* **WHAT THIS EXERCISE ASKS**
A - In the text on testing erroneous cases, which data section tells the test scaffold that the NGINX server is expected to die on startup?
B - Using the text on testing erroneous cases, explain why the example test block includes an error_log section alongside must_die.
C - Write the next part of the text on testing erroneous cases, starting after its final sentence.

* **TEXT EXCERPT**
Testing Erroneous Cases

Most robust software invests heavily on error handling, and naturally test designers focus on corner cases and erroneous scenarios to maximize code coverage of the tests.

The previous section introduces data sections provided by Test::Nginx::Socket for examining messages in the NGINX error log file, which is a powerful tool to check for errors in the tests. Sometimes we want to test more extreme cases like server startup failures, malformed responses, bad requests, and various kinds of timeout errors.

Expected Server Startup Failures

Sometimes the NGINX server is expected to fail to start, like using an NGINX configuration directive in the wrong way or some hard prerequisites are not met in early initialization. If we want to test such cases, especially the error log messages generated for such failures, we could use the must_die data section in our test block to signal the test scaffold that the NGINX server is expected to die upon startup in this very block.

The following example tests the case of throwing a Lua exception in the context of init_by_lua_block of the ngx_http_lua module.

=== TEST 1: dying in init_by_lua_block
--- http_config
    init_by_lua_block {
        error("I am dying!")
    }
--- config
--- must_die
--- error_log
I am dying!

The Lua code in init_by_lua_block runs in the NGINX master process during the NGINX configuration file loading process. Throwing out a Lua exception there aborts the NGINX startup process immediately. The occurrence of the must_die section tells the test scaffold to treat NGINX server startup failures as a test pass while a successful startup as a test failure. The error_log section there ensures that the server fails in the expected way, that is, due to the "I am dying!" exception.

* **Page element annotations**
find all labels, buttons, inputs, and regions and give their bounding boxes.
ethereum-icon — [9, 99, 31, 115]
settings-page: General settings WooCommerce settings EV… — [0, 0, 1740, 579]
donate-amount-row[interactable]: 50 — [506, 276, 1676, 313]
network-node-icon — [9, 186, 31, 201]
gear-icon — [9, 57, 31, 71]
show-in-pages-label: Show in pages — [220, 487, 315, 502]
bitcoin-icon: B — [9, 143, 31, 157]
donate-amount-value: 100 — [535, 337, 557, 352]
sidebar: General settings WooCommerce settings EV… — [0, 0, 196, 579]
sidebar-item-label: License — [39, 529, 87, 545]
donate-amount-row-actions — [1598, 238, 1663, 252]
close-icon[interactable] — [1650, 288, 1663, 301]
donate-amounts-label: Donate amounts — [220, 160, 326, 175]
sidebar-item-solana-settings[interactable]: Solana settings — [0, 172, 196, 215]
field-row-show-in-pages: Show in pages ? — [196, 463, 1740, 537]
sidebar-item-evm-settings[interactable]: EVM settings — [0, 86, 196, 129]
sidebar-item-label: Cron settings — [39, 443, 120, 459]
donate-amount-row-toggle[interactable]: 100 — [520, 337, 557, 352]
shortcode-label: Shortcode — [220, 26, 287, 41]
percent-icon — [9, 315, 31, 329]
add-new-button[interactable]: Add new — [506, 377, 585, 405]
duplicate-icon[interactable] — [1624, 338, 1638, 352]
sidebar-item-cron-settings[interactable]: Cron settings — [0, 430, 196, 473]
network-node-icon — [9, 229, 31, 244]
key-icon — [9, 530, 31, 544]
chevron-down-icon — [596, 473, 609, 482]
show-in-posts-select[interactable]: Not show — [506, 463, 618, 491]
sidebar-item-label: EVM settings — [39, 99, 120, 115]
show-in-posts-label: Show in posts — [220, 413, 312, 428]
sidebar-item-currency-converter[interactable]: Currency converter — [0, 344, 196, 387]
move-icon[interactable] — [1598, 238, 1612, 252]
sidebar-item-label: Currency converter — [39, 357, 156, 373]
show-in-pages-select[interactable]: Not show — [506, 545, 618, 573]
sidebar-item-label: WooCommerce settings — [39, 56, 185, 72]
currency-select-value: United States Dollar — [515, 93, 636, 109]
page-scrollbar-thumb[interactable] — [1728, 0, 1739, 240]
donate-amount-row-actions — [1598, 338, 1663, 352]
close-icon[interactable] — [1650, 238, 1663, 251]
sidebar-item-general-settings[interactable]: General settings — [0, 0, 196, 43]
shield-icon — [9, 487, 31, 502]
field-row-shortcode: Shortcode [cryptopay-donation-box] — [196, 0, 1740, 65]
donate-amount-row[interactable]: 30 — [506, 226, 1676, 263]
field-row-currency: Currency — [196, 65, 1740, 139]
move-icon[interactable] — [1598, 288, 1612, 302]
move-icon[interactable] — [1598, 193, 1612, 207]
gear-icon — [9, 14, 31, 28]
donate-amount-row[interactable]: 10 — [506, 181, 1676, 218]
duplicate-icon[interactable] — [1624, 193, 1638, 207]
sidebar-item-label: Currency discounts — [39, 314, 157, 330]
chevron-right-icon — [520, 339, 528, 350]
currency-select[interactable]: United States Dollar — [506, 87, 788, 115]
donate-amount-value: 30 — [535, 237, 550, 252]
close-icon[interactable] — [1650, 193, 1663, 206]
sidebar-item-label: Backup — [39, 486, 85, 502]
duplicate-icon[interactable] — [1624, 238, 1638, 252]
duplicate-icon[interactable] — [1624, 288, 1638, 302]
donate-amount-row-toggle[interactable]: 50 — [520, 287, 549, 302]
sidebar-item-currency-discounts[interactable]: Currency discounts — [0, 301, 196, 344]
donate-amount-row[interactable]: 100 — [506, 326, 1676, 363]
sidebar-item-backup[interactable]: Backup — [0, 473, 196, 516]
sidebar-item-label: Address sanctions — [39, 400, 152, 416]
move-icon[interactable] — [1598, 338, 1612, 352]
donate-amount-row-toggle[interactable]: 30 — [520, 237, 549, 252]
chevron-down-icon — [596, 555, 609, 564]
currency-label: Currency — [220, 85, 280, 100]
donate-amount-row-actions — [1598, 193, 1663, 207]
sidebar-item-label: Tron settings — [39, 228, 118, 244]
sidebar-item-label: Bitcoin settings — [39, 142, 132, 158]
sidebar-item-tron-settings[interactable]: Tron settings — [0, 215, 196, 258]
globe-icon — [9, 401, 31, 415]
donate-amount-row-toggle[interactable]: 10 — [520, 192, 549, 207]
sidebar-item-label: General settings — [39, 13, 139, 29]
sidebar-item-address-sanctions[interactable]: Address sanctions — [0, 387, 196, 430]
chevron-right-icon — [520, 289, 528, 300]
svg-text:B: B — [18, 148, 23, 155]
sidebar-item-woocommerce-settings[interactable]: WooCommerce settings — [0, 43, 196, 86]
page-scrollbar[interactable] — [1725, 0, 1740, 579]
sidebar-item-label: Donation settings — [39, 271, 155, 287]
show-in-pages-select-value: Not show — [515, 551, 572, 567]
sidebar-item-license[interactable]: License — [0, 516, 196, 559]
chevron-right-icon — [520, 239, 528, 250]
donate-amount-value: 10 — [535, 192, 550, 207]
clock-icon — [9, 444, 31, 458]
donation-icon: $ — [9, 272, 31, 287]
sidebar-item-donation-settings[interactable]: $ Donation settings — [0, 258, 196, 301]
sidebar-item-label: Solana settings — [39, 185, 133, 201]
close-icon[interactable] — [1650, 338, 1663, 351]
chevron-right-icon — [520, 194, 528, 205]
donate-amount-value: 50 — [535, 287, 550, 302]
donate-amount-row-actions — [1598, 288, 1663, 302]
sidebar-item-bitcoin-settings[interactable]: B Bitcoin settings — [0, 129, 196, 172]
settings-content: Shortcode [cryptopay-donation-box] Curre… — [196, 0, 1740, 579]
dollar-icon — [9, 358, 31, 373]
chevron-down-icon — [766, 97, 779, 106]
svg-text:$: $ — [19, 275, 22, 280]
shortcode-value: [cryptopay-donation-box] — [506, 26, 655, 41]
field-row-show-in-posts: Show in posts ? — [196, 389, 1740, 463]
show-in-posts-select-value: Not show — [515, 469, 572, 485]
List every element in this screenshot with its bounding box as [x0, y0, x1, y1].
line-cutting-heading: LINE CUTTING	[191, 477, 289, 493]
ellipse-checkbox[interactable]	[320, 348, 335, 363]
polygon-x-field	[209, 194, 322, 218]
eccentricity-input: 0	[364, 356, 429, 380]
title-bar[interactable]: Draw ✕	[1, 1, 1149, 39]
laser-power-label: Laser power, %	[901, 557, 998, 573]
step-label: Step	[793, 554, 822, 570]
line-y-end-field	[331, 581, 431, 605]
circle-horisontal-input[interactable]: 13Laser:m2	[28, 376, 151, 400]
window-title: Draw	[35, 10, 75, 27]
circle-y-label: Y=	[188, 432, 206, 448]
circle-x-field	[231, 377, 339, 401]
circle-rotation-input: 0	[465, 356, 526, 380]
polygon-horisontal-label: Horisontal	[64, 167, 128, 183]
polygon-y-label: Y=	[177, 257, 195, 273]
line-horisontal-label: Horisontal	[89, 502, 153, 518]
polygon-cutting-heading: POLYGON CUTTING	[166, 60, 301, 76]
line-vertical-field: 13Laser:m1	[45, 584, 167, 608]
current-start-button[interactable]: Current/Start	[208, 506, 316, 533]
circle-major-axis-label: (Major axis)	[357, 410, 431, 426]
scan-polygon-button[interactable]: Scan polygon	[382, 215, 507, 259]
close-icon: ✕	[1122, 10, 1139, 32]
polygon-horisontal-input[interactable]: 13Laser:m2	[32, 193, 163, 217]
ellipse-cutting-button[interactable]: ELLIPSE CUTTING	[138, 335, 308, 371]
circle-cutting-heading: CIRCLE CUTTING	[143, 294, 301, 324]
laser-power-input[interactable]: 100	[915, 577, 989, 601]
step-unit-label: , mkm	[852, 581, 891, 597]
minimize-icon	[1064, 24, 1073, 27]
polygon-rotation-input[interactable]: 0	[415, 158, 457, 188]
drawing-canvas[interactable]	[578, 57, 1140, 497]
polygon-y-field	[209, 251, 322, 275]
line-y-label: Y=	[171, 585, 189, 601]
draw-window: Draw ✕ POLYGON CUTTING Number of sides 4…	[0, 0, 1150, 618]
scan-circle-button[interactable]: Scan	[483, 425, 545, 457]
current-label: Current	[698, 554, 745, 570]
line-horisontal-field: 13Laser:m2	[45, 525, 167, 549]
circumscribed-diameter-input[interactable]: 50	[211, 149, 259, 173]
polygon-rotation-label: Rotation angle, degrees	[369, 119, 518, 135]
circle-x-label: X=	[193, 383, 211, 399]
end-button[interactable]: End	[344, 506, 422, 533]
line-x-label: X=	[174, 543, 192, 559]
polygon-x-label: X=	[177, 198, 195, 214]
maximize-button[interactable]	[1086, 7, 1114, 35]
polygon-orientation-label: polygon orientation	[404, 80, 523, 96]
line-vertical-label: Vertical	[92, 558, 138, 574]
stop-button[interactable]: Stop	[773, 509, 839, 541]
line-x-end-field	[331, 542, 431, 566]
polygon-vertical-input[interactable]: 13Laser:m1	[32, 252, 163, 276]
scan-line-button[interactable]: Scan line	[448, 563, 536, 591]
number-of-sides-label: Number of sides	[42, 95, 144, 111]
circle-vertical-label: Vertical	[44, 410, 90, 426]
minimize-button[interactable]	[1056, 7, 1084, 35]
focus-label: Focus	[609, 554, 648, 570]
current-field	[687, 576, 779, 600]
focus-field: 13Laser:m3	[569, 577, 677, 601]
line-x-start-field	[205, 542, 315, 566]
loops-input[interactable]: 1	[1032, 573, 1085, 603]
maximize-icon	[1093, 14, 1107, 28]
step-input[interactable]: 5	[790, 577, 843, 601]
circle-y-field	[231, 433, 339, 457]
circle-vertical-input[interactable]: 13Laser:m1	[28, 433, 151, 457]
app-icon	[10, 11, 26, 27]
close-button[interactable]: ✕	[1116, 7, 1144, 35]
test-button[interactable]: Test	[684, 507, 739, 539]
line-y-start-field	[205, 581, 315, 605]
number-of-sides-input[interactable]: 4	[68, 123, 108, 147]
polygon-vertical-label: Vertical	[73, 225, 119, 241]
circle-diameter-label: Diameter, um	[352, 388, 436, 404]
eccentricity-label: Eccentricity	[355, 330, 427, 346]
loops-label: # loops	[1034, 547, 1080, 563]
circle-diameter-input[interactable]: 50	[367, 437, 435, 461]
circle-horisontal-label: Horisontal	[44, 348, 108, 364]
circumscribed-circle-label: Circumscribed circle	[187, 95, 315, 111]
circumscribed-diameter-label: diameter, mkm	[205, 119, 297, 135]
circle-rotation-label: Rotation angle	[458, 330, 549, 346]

* **RESPONSES PER TASK**
A - The must_die data section.

B - The must_die section only makes a startup failure count as a pass. The error_log section ensures the server fails in the expected way, namely because of the "I am dying!" exception thrown in init_by_lua_block.

C -
If we remove the --- must_die line from the test block above, then the test file won’t even run to completion:

t/a.t .. nginx: [error] init_by_lua error: init_by_lua:2: I am dying!
stack traceback:
	[C]: in function 'error'
	init_by_lua:2: in main chunk
Bailout called.  Further testing stopped:  TEST 1: dying in init_by_lua_block
- Cannot start nginx using command
"nginx -p .../t/servroot/ -c .../t/servroot/conf/nginx.conf > /dev/null".

By default the test scaffold treats NGINX server startup failures as fatal errors in running the tests. The must_die section, however, turns such a failure into a normal test checkup.

Expected Malformed Responses

HTTP responses should always be well-formed, but unfortunately the real world is complicated and there indeed exists cases where the responses can be malformed, like being truncated due to some unexpected causes. As a test designer, we always want to test such strange abnormal cases, among other things.

Naturally, Test::Nginx::Socket treats malformed responses from the NGINX server as an error since it always does sanity checks on the responses it receives from the test server by default. But for test cases where we expect a malformed or truncated response sent from the server, we should explicitly tell the test scaffold to disable the response sanity check via the ignore_response data section.

Consider the following example that closes the downstream connection immediately after sending out the first part of the response body.

=== TEST 1: aborting response body stream
--- config
    location = /t {
        content_by_lua_block {
            ngx.print("hello")
            ngx.flush(true)
            ngx.exit(444)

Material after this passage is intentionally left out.